Check every line of the material below for the string "will", and return the ones that have it.

(Recorded data)

===

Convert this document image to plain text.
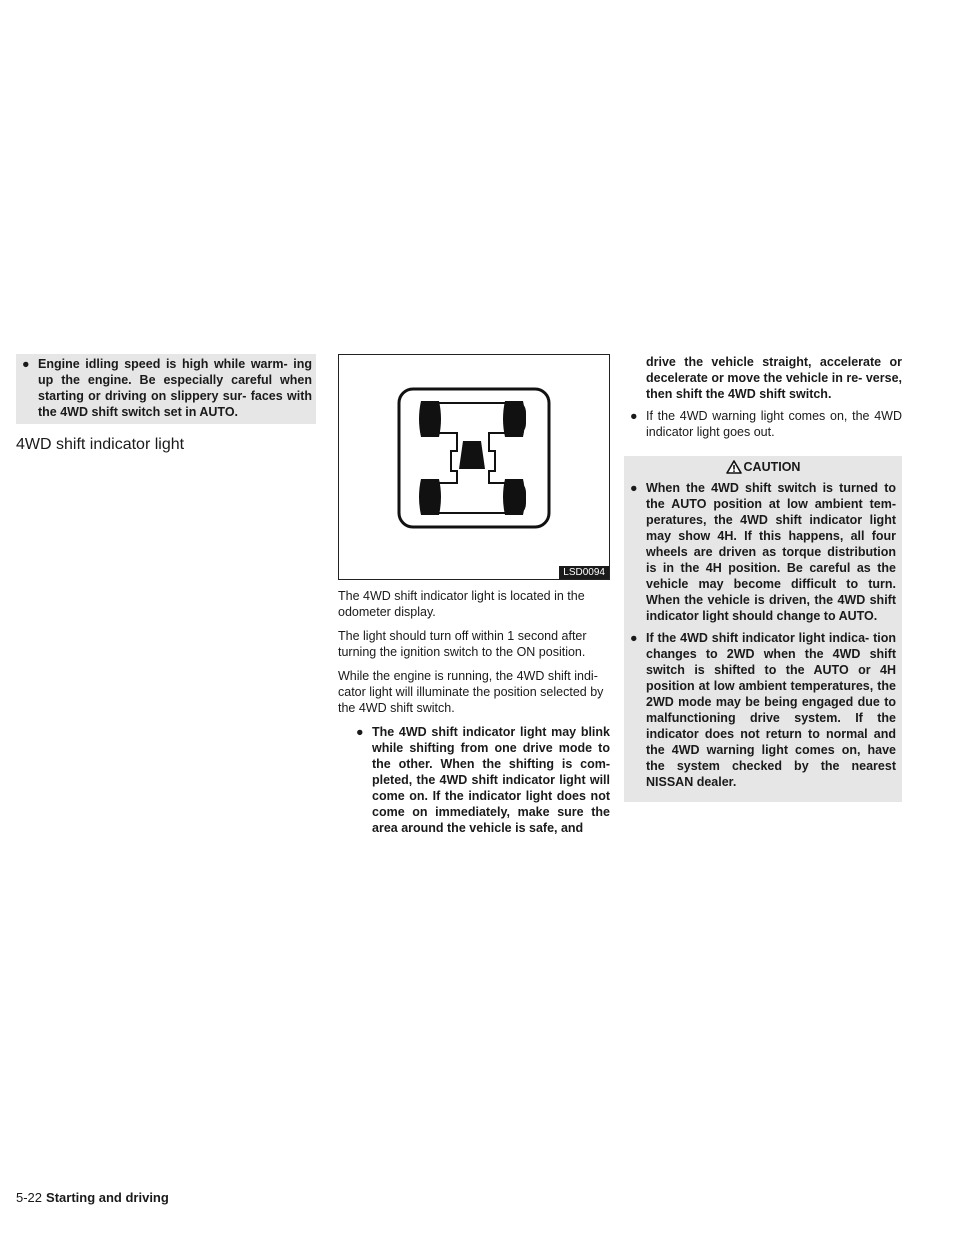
● Engine idling speed is high while warm- ing up the engine. Be especially careful when starting or driving on slippery sur- faces with the 4WD shift switch set in AUTO.
4WD shift indicator light
LSD0094

The 4WD shift indicator light is located in the odometer display.

The light should turn off within 1 second after turning the ignition switch to the ON position.

While the engine is running, the 4WD shift indi- cator light will illuminate the position selected by the 4WD shift switch.

● The 4WD shift indicator light may blink while shifting from one drive mode to the other. When the shifting is com- pleted, the 4WD shift indicator light will come on. If the indicator light does not come on immediately, make sure the area around the vehicle is safe, and
drive the vehicle straight, accelerate or decelerate or move the vehicle in re- verse, then shift the 4WD shift switch.
● If the 4WD warning light comes on, the 4WD indicator light goes out.
CAUTION
● When the 4WD shift switch is turned to the AUTO position at low ambient tem- peratures, the 4WD shift indicator light may show 4H. If this happens, all four wheels are driven as torque distribution is in the 4H position. Be careful as the vehicle may become difficult to turn. When the vehicle is driven, the 4WD shift indicator light should change to AUTO.
● If the 4WD shift indicator light indica- tion changes to 2WD when the 4WD shift switch is shifted to the AUTO or 4H position at low ambient temperatures, the 2WD mode may be being engaged due to malfunctioning drive system. If the indicator does not return to normal and the 4WD warning light comes on, have the system checked by the nearest NISSAN dealer.
5-22 Starting and driving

===

(Full response)
While the engine is running, the 4WD shift indi- cator light will illuminate the position selected by the 4WD shift switch.
● The 4WD shift indicator light may blink while shifting from one drive mode to the other. When the shifting is com- pleted, the 4WD shift indicator light will come on. If the indicator light does not come on immediately, make sure the area around the vehicle is safe, and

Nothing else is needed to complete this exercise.